** start Data extract **

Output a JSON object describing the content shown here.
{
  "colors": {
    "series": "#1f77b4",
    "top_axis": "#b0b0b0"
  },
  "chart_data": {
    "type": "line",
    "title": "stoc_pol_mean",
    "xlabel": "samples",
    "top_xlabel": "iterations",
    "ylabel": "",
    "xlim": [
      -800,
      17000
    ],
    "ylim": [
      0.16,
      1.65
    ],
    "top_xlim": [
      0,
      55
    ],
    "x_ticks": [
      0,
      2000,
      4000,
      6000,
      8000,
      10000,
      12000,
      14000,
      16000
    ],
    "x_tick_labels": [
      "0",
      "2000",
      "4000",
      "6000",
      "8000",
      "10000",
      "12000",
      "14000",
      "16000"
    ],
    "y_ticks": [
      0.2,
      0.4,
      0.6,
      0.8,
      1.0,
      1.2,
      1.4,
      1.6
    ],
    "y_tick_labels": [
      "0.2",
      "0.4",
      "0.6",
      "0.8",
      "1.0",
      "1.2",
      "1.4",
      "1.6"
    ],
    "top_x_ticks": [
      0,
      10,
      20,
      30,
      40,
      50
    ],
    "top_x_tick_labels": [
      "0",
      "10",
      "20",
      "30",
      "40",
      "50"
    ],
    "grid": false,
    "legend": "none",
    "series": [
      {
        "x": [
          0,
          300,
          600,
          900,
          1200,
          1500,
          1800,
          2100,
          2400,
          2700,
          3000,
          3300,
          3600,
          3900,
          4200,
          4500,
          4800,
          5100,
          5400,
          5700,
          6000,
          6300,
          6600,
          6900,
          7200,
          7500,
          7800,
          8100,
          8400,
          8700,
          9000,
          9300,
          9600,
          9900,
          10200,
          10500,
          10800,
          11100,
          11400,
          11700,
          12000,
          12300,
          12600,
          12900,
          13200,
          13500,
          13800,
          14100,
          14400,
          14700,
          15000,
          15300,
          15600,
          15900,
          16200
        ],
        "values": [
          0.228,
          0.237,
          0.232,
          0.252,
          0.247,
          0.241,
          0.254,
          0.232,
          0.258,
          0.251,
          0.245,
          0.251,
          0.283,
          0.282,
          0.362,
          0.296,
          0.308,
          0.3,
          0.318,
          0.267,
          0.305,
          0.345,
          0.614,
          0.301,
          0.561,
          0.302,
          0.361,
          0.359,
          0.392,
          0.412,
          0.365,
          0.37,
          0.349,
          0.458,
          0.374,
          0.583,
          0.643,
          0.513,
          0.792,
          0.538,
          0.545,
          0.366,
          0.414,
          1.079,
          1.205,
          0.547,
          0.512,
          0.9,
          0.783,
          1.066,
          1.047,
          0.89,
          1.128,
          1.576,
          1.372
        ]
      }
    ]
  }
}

** end Data extract **

Requirement: Nothing in the data may differ; print all of it exactly as written.

Result of this task:
Output a JSON object describing the content shown here.
{
  "colors": {
    "series": "#1f77b4",
    "top_axis": "#b0b0b0"
  },
  "chart_data": {
    "type": "line",
    "title": "stoc_pol_mean",
    "xlabel": "samples",
    "top_xlabel": "iterations",
    "ylabel": "",
    "xlim": [
      -800,
      17000
    ],
    "ylim": [
      0.16,
      1.65
    ],
    "top_xlim": [
      0,
      55
    ],
    "x_ticks": [
      0,
      2000,
      4000,
      6000,
      8000,
      10000,
      12000,
      14000,
      16000
    ],
    "x_tick_labels": [
      "0",
      "2000",
      "4000",
      "6000",
      "8000",
      "10000",
      "12000",
      "14000",
      "16000"
    ],
    "y_ticks": [
      0.2,
      0.4,
      0.6,
      0.8,
      1.0,
      1.2,
      1.4,
      1.6
    ],
    "y_tick_labels": [
      "0.2",
      "0.4",
      "0.6",
      "0.8",
      "1.0",
      "1.2",
      "1.4",
      "1.6"
    ],
    "top_x_ticks": [
      0,
      10,
      20,
      30,
      40,
      50
    ],
    "top_x_tick_labels": [
      "0",
      "10",
      "20",
      "30",
      "40",
      "50"
    ],
    "grid": false,
    "legend": "none",
    "series": [
      {
        "x": [
          0,
          300,
          600,
          900,
          1200,
          1500,
          1800,
          2100,
          2400,
          2700,
          3000,
          3300,
          3600,
          3900,
          4200,
          4500,
          4800,
          5100,
          5400,
          5700,
          6000,
          6300,
          6600,
          6900,
          7200,
          7500,
          7800,
          8100,
          8400,
          8700,
          9000,
          9300,
          9600,
          9900,
          10200,
          10500,
          10800,
          11100,
          11400,
          11700,
          12000,
          12300,
          12600,
          12900,
          13200,
          13500,
          13800,
          14100,
          14400,
          14700,
          15000,
          15300,
          15600,
          15900,
          16200
        ],
        "values": [
          0.228,
          0.237,
          0.232,
          0.252,
          0.247,
          0.241,
          0.254,
          0.232,
          0.258,
          0.251,
          0.245,
          0.251,
          0.283,
          0.282,
          0.362,
          0.296,
          0.308,
          0.3,
          0.318,
          0.267,
          0.305,
          0.345,
          0.614,
          0.301,
          0.561,
          0.302,
          0.361,
          0.359,
          0.392,
          0.412,
          0.365,
          0.37,
          0.349,
          0.458,
          0.374,
          0.583,
          0.643,
          0.513,
          0.792,
          0.538,
          0.545,
          0.366,
          0.414,
          1.079,
          1.205,
          0.547,
          0.512,
          0.9,
          0.783,
          1.066,
          1.047,
          0.89,
          1.128,
          1.576,
          1.372
        ]
      }
    ]
  }
}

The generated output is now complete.